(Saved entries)
-*-*-

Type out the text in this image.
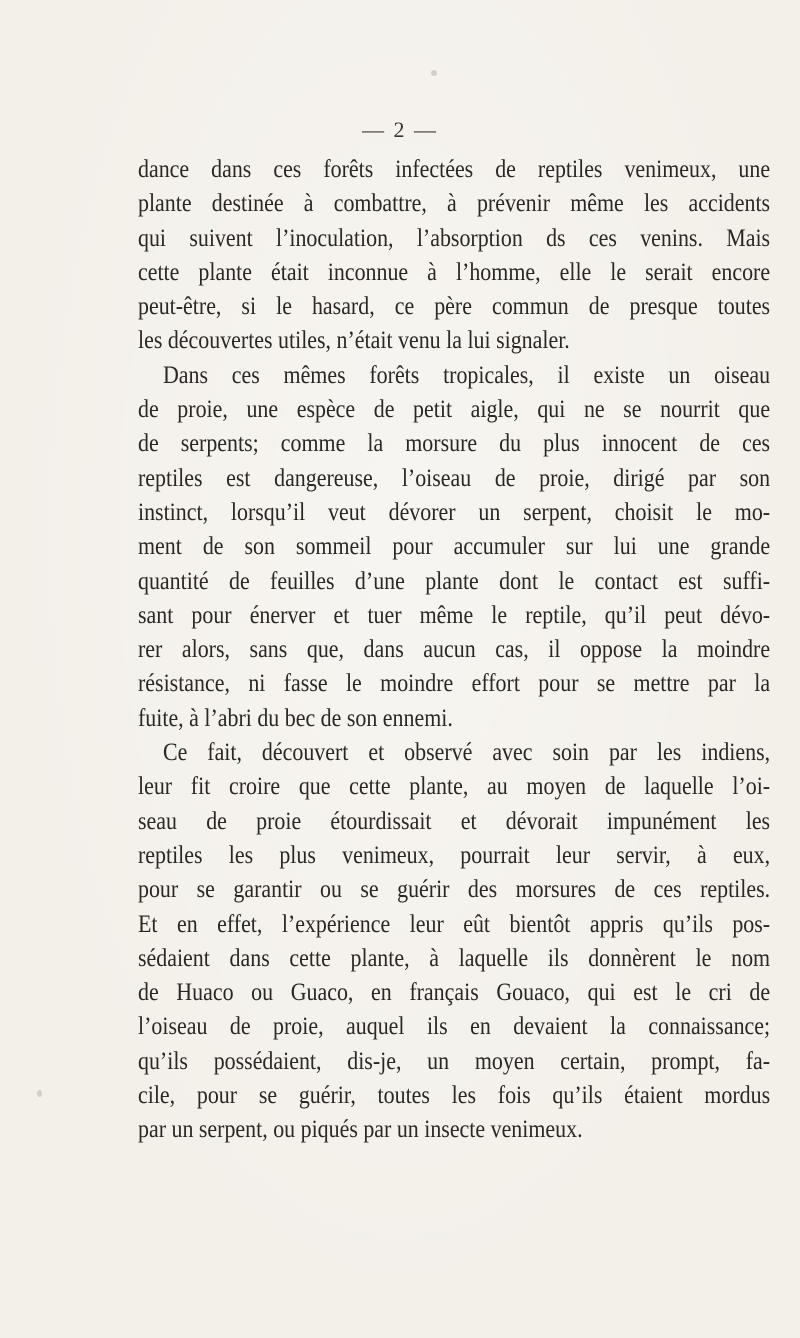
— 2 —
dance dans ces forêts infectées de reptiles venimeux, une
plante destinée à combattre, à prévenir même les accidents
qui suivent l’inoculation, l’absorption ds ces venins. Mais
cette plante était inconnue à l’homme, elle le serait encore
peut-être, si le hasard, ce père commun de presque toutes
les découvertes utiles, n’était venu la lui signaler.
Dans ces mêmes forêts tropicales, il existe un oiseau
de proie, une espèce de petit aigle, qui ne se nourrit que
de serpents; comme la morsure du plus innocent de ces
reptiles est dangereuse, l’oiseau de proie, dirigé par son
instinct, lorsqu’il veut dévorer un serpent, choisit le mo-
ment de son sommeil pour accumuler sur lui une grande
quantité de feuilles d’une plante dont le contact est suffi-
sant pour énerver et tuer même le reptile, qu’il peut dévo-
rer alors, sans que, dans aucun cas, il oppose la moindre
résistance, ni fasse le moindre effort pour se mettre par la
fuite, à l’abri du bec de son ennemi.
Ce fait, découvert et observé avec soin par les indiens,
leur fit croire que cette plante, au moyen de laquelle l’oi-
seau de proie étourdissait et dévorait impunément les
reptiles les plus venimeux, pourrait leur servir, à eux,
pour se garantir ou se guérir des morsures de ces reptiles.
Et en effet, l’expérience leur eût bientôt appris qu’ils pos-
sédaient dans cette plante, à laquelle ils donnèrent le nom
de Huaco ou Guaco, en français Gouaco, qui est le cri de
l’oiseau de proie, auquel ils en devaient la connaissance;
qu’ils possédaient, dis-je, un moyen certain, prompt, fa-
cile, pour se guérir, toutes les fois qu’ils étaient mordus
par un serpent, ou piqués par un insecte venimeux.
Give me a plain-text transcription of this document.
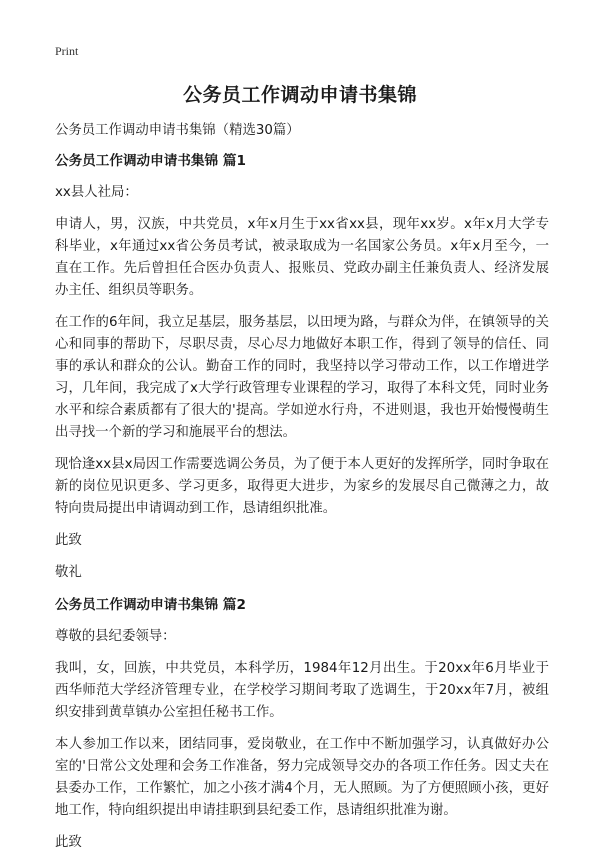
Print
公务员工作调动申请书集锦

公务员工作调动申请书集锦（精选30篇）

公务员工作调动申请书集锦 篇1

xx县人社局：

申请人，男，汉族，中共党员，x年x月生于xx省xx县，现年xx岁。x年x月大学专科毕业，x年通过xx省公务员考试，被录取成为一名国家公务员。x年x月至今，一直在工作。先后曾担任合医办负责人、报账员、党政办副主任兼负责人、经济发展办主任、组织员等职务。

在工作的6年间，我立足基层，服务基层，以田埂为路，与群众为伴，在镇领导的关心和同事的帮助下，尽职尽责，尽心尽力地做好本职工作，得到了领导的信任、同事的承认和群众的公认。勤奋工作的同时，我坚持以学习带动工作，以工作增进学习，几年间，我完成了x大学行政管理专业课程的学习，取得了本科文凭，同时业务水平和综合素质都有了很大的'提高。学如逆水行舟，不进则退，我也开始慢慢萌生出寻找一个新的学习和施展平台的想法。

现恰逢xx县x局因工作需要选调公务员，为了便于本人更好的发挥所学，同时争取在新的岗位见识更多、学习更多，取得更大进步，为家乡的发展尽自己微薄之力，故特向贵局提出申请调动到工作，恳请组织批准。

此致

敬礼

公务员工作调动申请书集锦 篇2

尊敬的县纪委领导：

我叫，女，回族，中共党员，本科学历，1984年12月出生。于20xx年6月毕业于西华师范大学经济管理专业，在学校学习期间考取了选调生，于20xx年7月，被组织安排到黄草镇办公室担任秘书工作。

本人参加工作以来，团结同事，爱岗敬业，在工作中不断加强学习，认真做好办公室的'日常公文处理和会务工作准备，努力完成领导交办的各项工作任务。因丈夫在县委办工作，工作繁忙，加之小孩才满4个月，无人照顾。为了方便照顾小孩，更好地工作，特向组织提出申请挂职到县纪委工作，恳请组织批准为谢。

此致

-*-*-

All preceding records should be duplicated verbatim, images excepted.

▶ Response:
Type out the text in this image.
— 2 —
dance dans ces forêts infectées de reptiles venimeux, une
plante destinée à combattre, à prévenir même les accidents
qui suivent l’inoculation, l’absorption ds ces venins. Mais
cette plante était inconnue à l’homme, elle le serait encore
peut-être, si le hasard, ce père commun de presque toutes
les découvertes utiles, n’était venu la lui signaler.
Dans ces mêmes forêts tropicales, il existe un oiseau
de proie, une espèce de petit aigle, qui ne se nourrit que
de serpents; comme la morsure du plus innocent de ces
reptiles est dangereuse, l’oiseau de proie, dirigé par son
instinct, lorsqu’il veut dévorer un serpent, choisit le mo-
ment de son sommeil pour accumuler sur lui une grande
quantité de feuilles d’une plante dont le contact est suffi-
sant pour énerver et tuer même le reptile, qu’il peut dévo-
rer alors, sans que, dans aucun cas, il oppose la moindre
résistance, ni fasse le moindre effort pour se mettre par la
fuite, à l’abri du bec de son ennemi.
Ce fait, découvert et observé avec soin par les indiens,
leur fit croire que cette plante, au moyen de laquelle l’oi-
seau de proie étourdissait et dévorait impunément les
reptiles les plus venimeux, pourrait leur servir, à eux,
pour se garantir ou se guérir des morsures de ces reptiles.
Et en effet, l’expérience leur eût bientôt appris qu’ils pos-
sédaient dans cette plante, à laquelle ils donnèrent le nom
de Huaco ou Guaco, en français Gouaco, qui est le cri de
l’oiseau de proie, auquel ils en devaient la connaissance;
qu’ils possédaient, dis-je, un moyen certain, prompt, fa-
cile, pour se guérir, toutes les fois qu’ils étaient mordus
par un serpent, ou piqués par un insecte venimeux.
Give me a plain-text transcription of this document.
Print
公务员工作调动申请书集锦

公务员工作调动申请书集锦（精选30篇）

公务员工作调动申请书集锦 篇1

xx县人社局：

申请人，男，汉族，中共党员，x年x月生于xx省xx县，现年xx岁。x年x月大学专科毕业，x年通过xx省公务员考试，被录取成为一名国家公务员。x年x月至今，一直在工作。先后曾担任合医办负责人、报账员、党政办副主任兼负责人、经济发展办主任、组织员等职务。

在工作的6年间，我立足基层，服务基层，以田埂为路，与群众为伴，在镇领导的关心和同事的帮助下，尽职尽责，尽心尽力地做好本职工作，得到了领导的信任、同事的承认和群众的公认。勤奋工作的同时，我坚持以学习带动工作，以工作增进学习，几年间，我完成了x大学行政管理专业课程的学习，取得了本科文凭，同时业务水平和综合素质都有了很大的'提高。学如逆水行舟，不进则退，我也开始慢慢萌生出寻找一个新的学习和施展平台的想法。

现恰逢xx县x局因工作需要选调公务员，为了便于本人更好的发挥所学，同时争取在新的岗位见识更多、学习更多，取得更大进步，为家乡的发展尽自己微薄之力，故特向贵局提出申请调动到工作，恳请组织批准。

此致

敬礼

公务员工作调动申请书集锦 篇2

尊敬的县纪委领导：

我叫，女，回族，中共党员，本科学历，1984年12月出生。于20xx年6月毕业于西华师范大学经济管理专业，在学校学习期间考取了选调生，于20xx年7月，被组织安排到黄草镇办公室担任秘书工作。

本人参加工作以来，团结同事，爱岗敬业，在工作中不断加强学习，认真做好办公室的'日常公文处理和会务工作准备，努力完成领导交办的各项工作任务。因丈夫在县委办工作，工作繁忙，加之小孩才满4个月，无人照顾。为了方便照顾小孩，更好地工作，特向组织提出申请挂职到县纪委工作，恳请组织批准为谢。

此致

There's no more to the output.